(Records from a data source)
** START **

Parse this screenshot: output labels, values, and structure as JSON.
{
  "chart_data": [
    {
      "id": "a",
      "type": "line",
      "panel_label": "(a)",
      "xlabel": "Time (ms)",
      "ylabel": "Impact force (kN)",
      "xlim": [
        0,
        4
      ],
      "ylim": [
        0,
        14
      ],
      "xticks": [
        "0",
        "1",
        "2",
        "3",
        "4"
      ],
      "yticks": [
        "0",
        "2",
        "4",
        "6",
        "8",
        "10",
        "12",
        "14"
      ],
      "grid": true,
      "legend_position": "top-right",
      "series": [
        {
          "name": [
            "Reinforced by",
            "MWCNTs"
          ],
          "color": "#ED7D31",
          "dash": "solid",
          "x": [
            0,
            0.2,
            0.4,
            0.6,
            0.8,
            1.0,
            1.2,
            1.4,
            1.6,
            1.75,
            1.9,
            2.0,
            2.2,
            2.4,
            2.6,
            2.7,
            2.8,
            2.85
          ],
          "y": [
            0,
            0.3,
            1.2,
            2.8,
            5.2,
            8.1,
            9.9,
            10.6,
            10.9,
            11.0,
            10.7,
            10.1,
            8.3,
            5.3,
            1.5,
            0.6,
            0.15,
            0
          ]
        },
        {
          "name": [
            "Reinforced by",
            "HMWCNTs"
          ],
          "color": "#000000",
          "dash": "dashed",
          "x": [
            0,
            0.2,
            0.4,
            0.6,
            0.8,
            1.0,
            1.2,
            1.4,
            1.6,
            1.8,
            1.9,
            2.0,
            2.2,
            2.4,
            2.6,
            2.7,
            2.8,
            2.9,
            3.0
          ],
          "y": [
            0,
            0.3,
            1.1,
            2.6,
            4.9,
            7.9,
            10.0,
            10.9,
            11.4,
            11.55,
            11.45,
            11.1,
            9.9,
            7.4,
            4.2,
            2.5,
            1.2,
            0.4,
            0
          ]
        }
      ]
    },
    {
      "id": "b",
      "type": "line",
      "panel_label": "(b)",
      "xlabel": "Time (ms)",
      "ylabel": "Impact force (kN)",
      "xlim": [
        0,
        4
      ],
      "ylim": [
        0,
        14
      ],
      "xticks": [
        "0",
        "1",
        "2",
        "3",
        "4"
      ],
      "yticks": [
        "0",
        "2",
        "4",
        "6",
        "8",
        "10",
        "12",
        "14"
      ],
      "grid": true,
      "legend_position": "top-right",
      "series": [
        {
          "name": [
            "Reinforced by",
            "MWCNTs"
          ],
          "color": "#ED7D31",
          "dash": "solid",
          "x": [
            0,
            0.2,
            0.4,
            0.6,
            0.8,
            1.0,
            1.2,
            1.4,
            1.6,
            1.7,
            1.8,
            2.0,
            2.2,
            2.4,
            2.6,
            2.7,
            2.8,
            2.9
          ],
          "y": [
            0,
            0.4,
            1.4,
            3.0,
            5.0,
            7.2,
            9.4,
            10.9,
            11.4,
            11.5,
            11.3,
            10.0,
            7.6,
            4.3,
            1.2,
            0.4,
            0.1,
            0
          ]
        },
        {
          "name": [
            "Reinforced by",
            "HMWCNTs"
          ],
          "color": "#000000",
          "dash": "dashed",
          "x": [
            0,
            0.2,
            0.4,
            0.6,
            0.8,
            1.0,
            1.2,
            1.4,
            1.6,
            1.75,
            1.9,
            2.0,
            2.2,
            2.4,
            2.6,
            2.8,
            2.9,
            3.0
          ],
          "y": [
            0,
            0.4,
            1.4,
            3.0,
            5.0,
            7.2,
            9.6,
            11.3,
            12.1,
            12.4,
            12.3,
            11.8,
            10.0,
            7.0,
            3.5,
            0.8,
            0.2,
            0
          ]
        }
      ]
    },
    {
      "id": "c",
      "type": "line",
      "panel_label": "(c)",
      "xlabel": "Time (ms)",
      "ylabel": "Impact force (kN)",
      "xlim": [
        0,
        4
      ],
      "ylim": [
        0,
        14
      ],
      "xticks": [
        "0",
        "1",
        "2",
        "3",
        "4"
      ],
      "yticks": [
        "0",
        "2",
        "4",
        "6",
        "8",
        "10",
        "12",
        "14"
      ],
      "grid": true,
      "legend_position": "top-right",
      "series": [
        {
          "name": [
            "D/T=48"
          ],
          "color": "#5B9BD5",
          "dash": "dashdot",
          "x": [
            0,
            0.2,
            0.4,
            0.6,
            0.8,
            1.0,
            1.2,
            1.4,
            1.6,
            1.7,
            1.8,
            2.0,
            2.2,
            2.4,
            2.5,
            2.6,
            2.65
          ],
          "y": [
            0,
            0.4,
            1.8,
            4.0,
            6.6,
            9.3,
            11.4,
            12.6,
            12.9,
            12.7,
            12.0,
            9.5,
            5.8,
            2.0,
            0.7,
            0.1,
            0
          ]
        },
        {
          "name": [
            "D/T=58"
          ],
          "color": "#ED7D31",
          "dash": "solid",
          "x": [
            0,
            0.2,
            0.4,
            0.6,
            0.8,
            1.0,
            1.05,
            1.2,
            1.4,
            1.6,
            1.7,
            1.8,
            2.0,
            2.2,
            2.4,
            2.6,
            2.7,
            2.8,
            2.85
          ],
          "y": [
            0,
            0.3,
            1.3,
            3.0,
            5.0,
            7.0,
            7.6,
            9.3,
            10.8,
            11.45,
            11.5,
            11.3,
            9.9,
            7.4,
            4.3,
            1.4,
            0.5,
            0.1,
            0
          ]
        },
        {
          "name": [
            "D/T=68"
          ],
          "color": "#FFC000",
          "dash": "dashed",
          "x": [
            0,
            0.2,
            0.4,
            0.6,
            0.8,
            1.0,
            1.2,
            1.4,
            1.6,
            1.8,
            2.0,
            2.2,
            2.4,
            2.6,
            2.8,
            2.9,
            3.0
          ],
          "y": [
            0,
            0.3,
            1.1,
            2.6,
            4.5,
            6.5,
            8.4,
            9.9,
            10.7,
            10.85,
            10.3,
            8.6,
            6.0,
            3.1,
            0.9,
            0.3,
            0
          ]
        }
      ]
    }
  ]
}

** END **

● Instructions to follow
Print the material verbatim, all of it.

● Answer to the problem
Parse this screenshot: output labels, values, and structure as JSON.
{
  "chart_data": [
    {
      "id": "a",
      "type": "line",
      "panel_label": "(a)",
      "xlabel": "Time (ms)",
      "ylabel": "Impact force (kN)",
      "xlim": [
        0,
        4
      ],
      "ylim": [
        0,
        14
      ],
      "xticks": [
        "0",
        "1",
        "2",
        "3",
        "4"
      ],
      "yticks": [
        "0",
        "2",
        "4",
        "6",
        "8",
        "10",
        "12",
        "14"
      ],
      "grid": true,
      "legend_position": "top-right",
      "series": [
        {
          "name": [
            "Reinforced by",
            "MWCNTs"
          ],
          "color": "#ED7D31",
          "dash": "solid",
          "x": [
            0,
            0.2,
            0.4,
            0.6,
            0.8,
            1.0,
            1.2,
            1.4,
            1.6,
            1.75,
            1.9,
            2.0,
            2.2,
            2.4,
            2.6,
            2.7,
            2.8,
            2.85
          ],
          "y": [
            0,
            0.3,
            1.2,
            2.8,
            5.2,
            8.1,
            9.9,
            10.6,
            10.9,
            11.0,
            10.7,
            10.1,
            8.3,
            5.3,
            1.5,
            0.6,
            0.15,
            0
          ]
        },
        {
          "name": [
            "Reinforced by",
            "HMWCNTs"
          ],
          "color": "#000000",
          "dash": "dashed",
          "x": [
            0,
            0.2,
            0.4,
            0.6,
            0.8,
            1.0,
            1.2,
            1.4,
            1.6,
            1.8,
            1.9,
            2.0,
            2.2,
            2.4,
            2.6,
            2.7,
            2.8,
            2.9,
            3.0
          ],
          "y": [
            0,
            0.3,
            1.1,
            2.6,
            4.9,
            7.9,
            10.0,
            10.9,
            11.4,
            11.55,
            11.45,
            11.1,
            9.9,
            7.4,
            4.2,
            2.5,
            1.2,
            0.4,
            0
          ]
        }
      ]
    },
    {
      "id": "b",
      "type": "line",
      "panel_label": "(b)",
      "xlabel": "Time (ms)",
      "ylabel": "Impact force (kN)",
      "xlim": [
        0,
        4
      ],
      "ylim": [
        0,
        14
      ],
      "xticks": [
        "0",
        "1",
        "2",
        "3",
        "4"
      ],
      "yticks": [
        "0",
        "2",
        "4",
        "6",
        "8",
        "10",
        "12",
        "14"
      ],
      "grid": true,
      "legend_position": "top-right",
      "series": [
        {
          "name": [
            "Reinforced by",
            "MWCNTs"
          ],
          "color": "#ED7D31",
          "dash": "solid",
          "x": [
            0,
            0.2,
            0.4,
            0.6,
            0.8,
            1.0,
            1.2,
            1.4,
            1.6,
            1.7,
            1.8,
            2.0,
            2.2,
            2.4,
            2.6,
            2.7,
            2.8,
            2.9
          ],
          "y": [
            0,
            0.4,
            1.4,
            3.0,
            5.0,
            7.2,
            9.4,
            10.9,
            11.4,
            11.5,
            11.3,
            10.0,
            7.6,
            4.3,
            1.2,
            0.4,
            0.1,
            0
          ]
        },
        {
          "name": [
            "Reinforced by",
            "HMWCNTs"
          ],
          "color": "#000000",
          "dash": "dashed",
          "x": [
            0,
            0.2,
            0.4,
            0.6,
            0.8,
            1.0,
            1.2,
            1.4,
            1.6,
            1.75,
            1.9,
            2.0,
            2.2,
            2.4,
            2.6,
            2.8,
            2.9,
            3.0
          ],
          "y": [
            0,
            0.4,
            1.4,
            3.0,
            5.0,
            7.2,
            9.6,
            11.3,
            12.1,
            12.4,
            12.3,
            11.8,
            10.0,
            7.0,
            3.5,
            0.8,
            0.2,
            0
          ]
        }
      ]
    },
    {
      "id": "c",
      "type": "line",
      "panel_label": "(c)",
      "xlabel": "Time (ms)",
      "ylabel": "Impact force (kN)",
      "xlim": [
        0,
        4
      ],
      "ylim": [
        0,
        14
      ],
      "xticks": [
        "0",
        "1",
        "2",
        "3",
        "4"
      ],
      "yticks": [
        "0",
        "2",
        "4",
        "6",
        "8",
        "10",
        "12",
        "14"
      ],
      "grid": true,
      "legend_position": "top-right",
      "series": [
        {
          "name": [
            "D/T=48"
          ],
          "color": "#5B9BD5",
          "dash": "dashdot",
          "x": [
            0,
            0.2,
            0.4,
            0.6,
            0.8,
            1.0,
            1.2,
            1.4,
            1.6,
            1.7,
            1.8,
            2.0,
            2.2,
            2.4,
            2.5,
            2.6,
            2.65
          ],
          "y": [
            0,
            0.4,
            1.8,
            4.0,
            6.6,
            9.3,
            11.4,
            12.6,
            12.9,
            12.7,
            12.0,
            9.5,
            5.8,
            2.0,
            0.7,
            0.1,
            0
          ]
        },
        {
          "name": [
            "D/T=58"
          ],
          "color": "#ED7D31",
          "dash": "solid",
          "x": [
            0,
            0.2,
            0.4,
            0.6,
            0.8,
            1.0,
            1.05,
            1.2,
            1.4,
            1.6,
            1.7,
            1.8,
            2.0,
            2.2,
            2.4,
            2.6,
            2.7,
            2.8,
            2.85
          ],
          "y": [
            0,
            0.3,
            1.3,
            3.0,
            5.0,
            7.0,
            7.6,
            9.3,
            10.8,
            11.45,
            11.5,
            11.3,
            9.9,
            7.4,
            4.3,
            1.4,
            0.5,
            0.1,
            0
          ]
        },
        {
          "name": [
            "D/T=68"
          ],
          "color": "#FFC000",
          "dash": "dashed",
          "x": [
            0,
            0.2,
            0.4,
            0.6,
            0.8,
            1.0,
            1.2,
            1.4,
            1.6,
            1.8,
            2.0,
            2.2,
            2.4,
            2.6,
            2.8,
            2.9,
            3.0
          ],
          "y": [
            0,
            0.3,
            1.1,
            2.6,
            4.5,
            6.5,
            8.4,
            9.9,
            10.7,
            10.85,
            10.3,
            8.6,
            6.0,
            3.1,
            0.9,
            0.3,
            0
          ]
        }
      ]
    }
  ]
}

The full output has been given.